WHAT IS BEING ASKED | Without skipping anything, write out each record below exactly.

INFORMATION GIVEN |

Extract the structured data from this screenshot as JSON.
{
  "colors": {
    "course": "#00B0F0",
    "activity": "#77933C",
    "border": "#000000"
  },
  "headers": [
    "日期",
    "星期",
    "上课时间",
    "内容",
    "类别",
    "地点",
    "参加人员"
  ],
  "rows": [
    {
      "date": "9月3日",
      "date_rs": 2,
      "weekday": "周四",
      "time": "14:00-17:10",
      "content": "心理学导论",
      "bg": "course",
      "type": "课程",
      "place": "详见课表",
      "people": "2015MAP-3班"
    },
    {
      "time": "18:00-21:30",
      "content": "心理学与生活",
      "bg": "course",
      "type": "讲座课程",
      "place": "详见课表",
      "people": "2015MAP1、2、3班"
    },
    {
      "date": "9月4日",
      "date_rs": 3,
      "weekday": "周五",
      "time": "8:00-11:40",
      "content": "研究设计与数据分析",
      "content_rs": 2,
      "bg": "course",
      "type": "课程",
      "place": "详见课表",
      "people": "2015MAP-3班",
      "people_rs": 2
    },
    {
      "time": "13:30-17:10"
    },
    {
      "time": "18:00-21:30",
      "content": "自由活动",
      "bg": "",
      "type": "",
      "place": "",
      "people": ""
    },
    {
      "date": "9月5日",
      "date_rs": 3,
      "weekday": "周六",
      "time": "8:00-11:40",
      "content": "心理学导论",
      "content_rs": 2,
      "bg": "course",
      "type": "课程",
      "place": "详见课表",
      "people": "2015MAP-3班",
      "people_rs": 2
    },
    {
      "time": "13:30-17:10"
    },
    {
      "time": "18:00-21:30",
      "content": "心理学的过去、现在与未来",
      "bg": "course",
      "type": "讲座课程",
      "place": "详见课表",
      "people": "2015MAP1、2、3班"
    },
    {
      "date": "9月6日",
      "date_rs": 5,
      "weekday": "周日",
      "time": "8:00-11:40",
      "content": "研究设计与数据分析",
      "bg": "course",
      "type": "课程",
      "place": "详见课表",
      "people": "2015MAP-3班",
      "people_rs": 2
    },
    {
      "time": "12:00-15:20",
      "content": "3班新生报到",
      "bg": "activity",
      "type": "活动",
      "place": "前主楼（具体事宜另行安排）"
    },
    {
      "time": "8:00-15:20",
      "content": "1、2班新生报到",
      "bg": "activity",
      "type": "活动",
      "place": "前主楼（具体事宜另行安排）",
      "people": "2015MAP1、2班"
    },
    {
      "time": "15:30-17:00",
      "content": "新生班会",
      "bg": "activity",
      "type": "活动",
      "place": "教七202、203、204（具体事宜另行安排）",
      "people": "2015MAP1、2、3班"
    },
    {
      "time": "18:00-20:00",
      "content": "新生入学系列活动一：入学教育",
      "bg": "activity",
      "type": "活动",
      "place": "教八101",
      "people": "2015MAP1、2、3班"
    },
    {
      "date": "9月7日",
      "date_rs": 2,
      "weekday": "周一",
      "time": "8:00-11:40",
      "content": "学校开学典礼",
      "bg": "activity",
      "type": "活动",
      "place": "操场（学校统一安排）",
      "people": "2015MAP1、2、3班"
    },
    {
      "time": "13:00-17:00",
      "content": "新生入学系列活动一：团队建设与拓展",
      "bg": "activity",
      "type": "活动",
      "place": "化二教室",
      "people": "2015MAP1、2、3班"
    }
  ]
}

COMPLETE ANSWER |
Extract the structured data from this screenshot as JSON.
{
  "colors": {
    "course": "#00B0F0",
    "activity": "#77933C",
    "border": "#000000"
  },
  "headers": [
    "日期",
    "星期",
    "上课时间",
    "内容",
    "类别",
    "地点",
    "参加人员"
  ],
  "rows": [
    {
      "date": "9月3日",
      "date_rs": 2,
      "weekday": "周四",
      "time": "14:00-17:10",
      "content": "心理学导论",
      "bg": "course",
      "type": "课程",
      "place": "详见课表",
      "people": "2015MAP-3班"
    },
    {
      "time": "18:00-21:30",
      "content": "心理学与生活",
      "bg": "course",
      "type": "讲座课程",
      "place": "详见课表",
      "people": "2015MAP1、2、3班"
    },
    {
      "date": "9月4日",
      "date_rs": 3,
      "weekday": "周五",
      "time": "8:00-11:40",
      "content": "研究设计与数据分析",
      "content_rs": 2,
      "bg": "course",
      "type": "课程",
      "place": "详见课表",
      "people": "2015MAP-3班",
      "people_rs": 2
    },
    {
      "time": "13:30-17:10"
    },
    {
      "time": "18:00-21:30",
      "content": "自由活动",
      "bg": "",
      "type": "",
      "place": "",
      "people": ""
    },
    {
      "date": "9月5日",
      "date_rs": 3,
      "weekday": "周六",
      "time": "8:00-11:40",
      "content": "心理学导论",
      "content_rs": 2,
      "bg": "course",
      "type": "课程",
      "place": "详见课表",
      "people": "2015MAP-3班",
      "people_rs": 2
    },
    {
      "time": "13:30-17:10"
    },
    {
      "time": "18:00-21:30",
      "content": "心理学的过去、现在与未来",
      "bg": "course",
      "type": "讲座课程",
      "place": "详见课表",
      "people": "2015MAP1、2、3班"
    },
    {
      "date": "9月6日",
      "date_rs": 5,
      "weekday": "周日",
      "time": "8:00-11:40",
      "content": "研究设计与数据分析",
      "bg": "course",
      "type": "课程",
      "place": "详见课表",
      "people": "2015MAP-3班",
      "people_rs": 2
    },
    {
      "time": "12:00-15:20",
      "content": "3班新生报到",
      "bg": "activity",
      "type": "活动",
      "place": "前主楼（具体事宜另行安排）"
    },
    {
      "time": "8:00-15:20",
      "content": "1、2班新生报到",
      "bg": "activity",
      "type": "活动",
      "place": "前主楼（具体事宜另行安排）",
      "people": "2015MAP1、2班"
    },
    {
      "time": "15:30-17:00",
      "content": "新生班会",
      "bg": "activity",
      "type": "活动",
      "place": "教七202、203、204（具体事宜另行安排）",
      "people": "2015MAP1、2、3班"
    },
    {
      "time": "18:00-20:00",
      "content": "新生入学系列活动一：入学教育",
      "bg": "activity",
      "type": "活动",
      "place": "教八101",
      "people": "2015MAP1、2、3班"
    },
    {
      "date": "9月7日",
      "date_rs": 2,
      "weekday": "周一",
      "time": "8:00-11:40",
      "content": "学校开学典礼",
      "bg": "activity",
      "type": "活动",
      "place": "操场（学校统一安排）",
      "people": "2015MAP1、2、3班"
    },
    {
      "time": "13:00-17:00",
      "content": "新生入学系列活动一：团队建设与拓展",
      "bg": "activity",
      "type": "活动",
      "place": "化二教室",
      "people": "2015MAP1、2、3班"
    }
  ]
}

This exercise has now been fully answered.